**GOAL**: Exactly as written, please set down all of the entries again, with no pictures.

**Dataset entries**:
^^^^^^^^

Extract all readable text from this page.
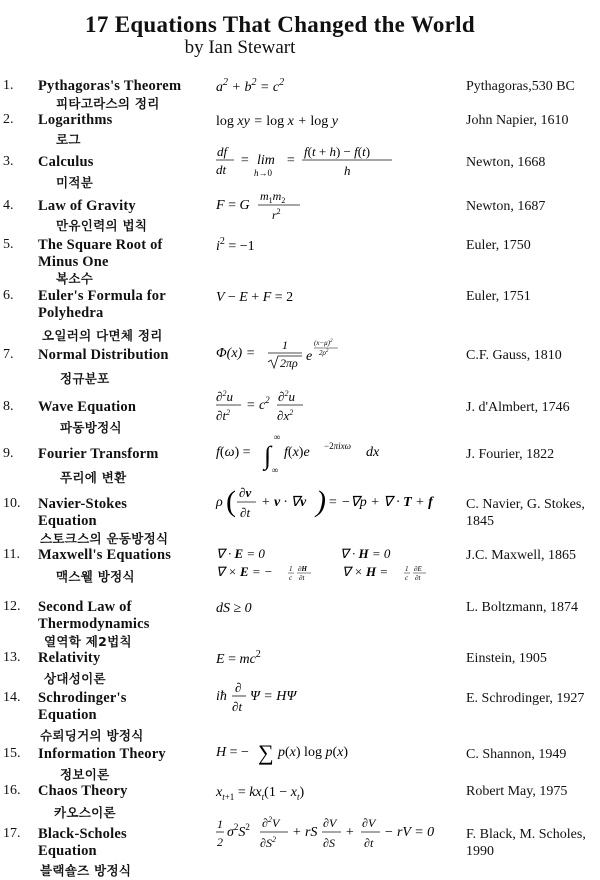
17 Equations That Changed the World
by Ian Stewart
1. Pythagoras's Theorem
피타고라스의 정리
$a^2 + b^2 = c^2$	Pythagoras,530 BC
2. Logarithms
로그
log xy = log x + log y	John Napier, 1610
3. Calculus
미적분
df
dt
= lim
h→0
f(t + h) − f(t)
h
=	Newton, 1668
4. Law of Gravity
만유인력의 법칙
F = G
$m_1m_2$
$r^2$	Newton, 1687
5. The Square Root of Minus One
복소수
$i^2 = -1$	Euler, 1750
6. Euler's Formula for Polyhedra
오일러의 다면체 정리
V − E + F = 2	Euler, 1751
7. Normal Distribution
정규분포
Φ(x) =
1
2πρ e
$(x-\mu)^2$
$2\rho^2$	C.F. Gauss, 1810
8. Wave Equation
파동방정식
∂$^2$u
$\partial t^2 = c^2$ ∂$^2$u
$\partial x^2$	J. d'Almbert, 1746
9. Fourier Transform
푸리에 변환
f(ω) = ∫
∞
∞
f(x)e −2πixω dx	J. Fourier, 1822
10. Navier-Stokes Equation
스토크스의 운동방정식
ρ ( ∂v
∂t
+ v · ∇v ) = −∇p + ∇ · T + f C. Navier, G. Stokes, 1845
11. Maxwell's Equations
맥스웰 방정식
∇ · E = 0	∇ · H = 0
∇ × E = − 1
c
∂H
∂t	∇ × H = 1
c
∂E
∂t
J.C. Maxwell, 1865
12. Second Law of Thermodynamics
열역학 제2법칙
dS ≥ 0	L. Boltzmann, 1874
13. Relativity
상대성이론
$E = mc^2$	Einstein, 1905
14. Schrodinger's Equation
슈뢰딩거의 방정식
iħ
∂
∂t
Ψ = HΨ	E. Schrodinger, 1927
15. Information Theory
정보이론
H = − ∑ p(x) log p(x)	C. Shannon, 1949
16. Chaos Theory
카오스이론
$x_{t+1} = kx_t(1 - x_t)$	Robert May, 1975
17. Black-Scholes Equation
블랙숄즈 방정식
1
2
$\sigma^2S^2$ ∂$^2$V
$\partial S^2$ + rS
∂V
∂S
+
∂V
∂t
− rV = 0 F. Black, M. Scholes, 1990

^^^^^^^^

**RESPONSE TO THE TASK**:
Extract all readable text from this page.
17 Equations That Changed the World
by Ian Stewart
1. Pythagoras's Theorem
피타고라스의 정리
$a^2 + b^2 = c^2$	Pythagoras,530 BC
2. Logarithms
로그
log xy = log x + log y	John Napier, 1610
3. Calculus
미적분
df
dt
= lim
h→0
f(t + h) − f(t)
h
=	Newton, 1668
4. Law of Gravity
만유인력의 법칙
F = G
$m_1m_2$
$r^2$	Newton, 1687
5. The Square Root of Minus One
복소수
$i^2 = -1$	Euler, 1750
6. Euler's Formula for Polyhedra
오일러의 다면체 정리
V − E + F = 2	Euler, 1751
7. Normal Distribution
정규분포
Φ(x) =
1
2πρ e
$(x-\mu)^2$
$2\rho^2$	C.F. Gauss, 1810
8. Wave Equation
파동방정식
∂$^2$u
$\partial t^2 = c^2$ ∂$^2$u
$\partial x^2$	J. d'Almbert, 1746
9. Fourier Transform
푸리에 변환
f(ω) = ∫
∞
∞
f(x)e −2πixω dx	J. Fourier, 1822
10. Navier-Stokes Equation
스토크스의 운동방정식
ρ ( ∂v
∂t
+ v · ∇v ) = −∇p + ∇ · T + f C. Navier, G. Stokes, 1845
11. Maxwell's Equations
맥스웰 방정식
∇ · E = 0	∇ · H = 0
∇ × E = − 1
c
∂H
∂t	∇ × H = 1
c
∂E
∂t
J.C. Maxwell, 1865
12. Second Law of Thermodynamics
열역학 제2법칙
dS ≥ 0	L. Boltzmann, 1874
13. Relativity
상대성이론
$E = mc^2$	Einstein, 1905
14. Schrodinger's Equation
슈뢰딩거의 방정식
iħ
∂
∂t
Ψ = HΨ	E. Schrodinger, 1927
15. Information Theory
정보이론
H = − ∑ p(x) log p(x)	C. Shannon, 1949
16. Chaos Theory
카오스이론
$x_{t+1} = kx_t(1 - x_t)$	Robert May, 1975
17. Black-Scholes Equation
블랙숄즈 방정식
1
2
$\sigma^2S^2$ ∂$^2$V
$\partial S^2$ + rS
∂V
∂S
+
∂V
∂t
− rV = 0 F. Black, M. Scholes, 1990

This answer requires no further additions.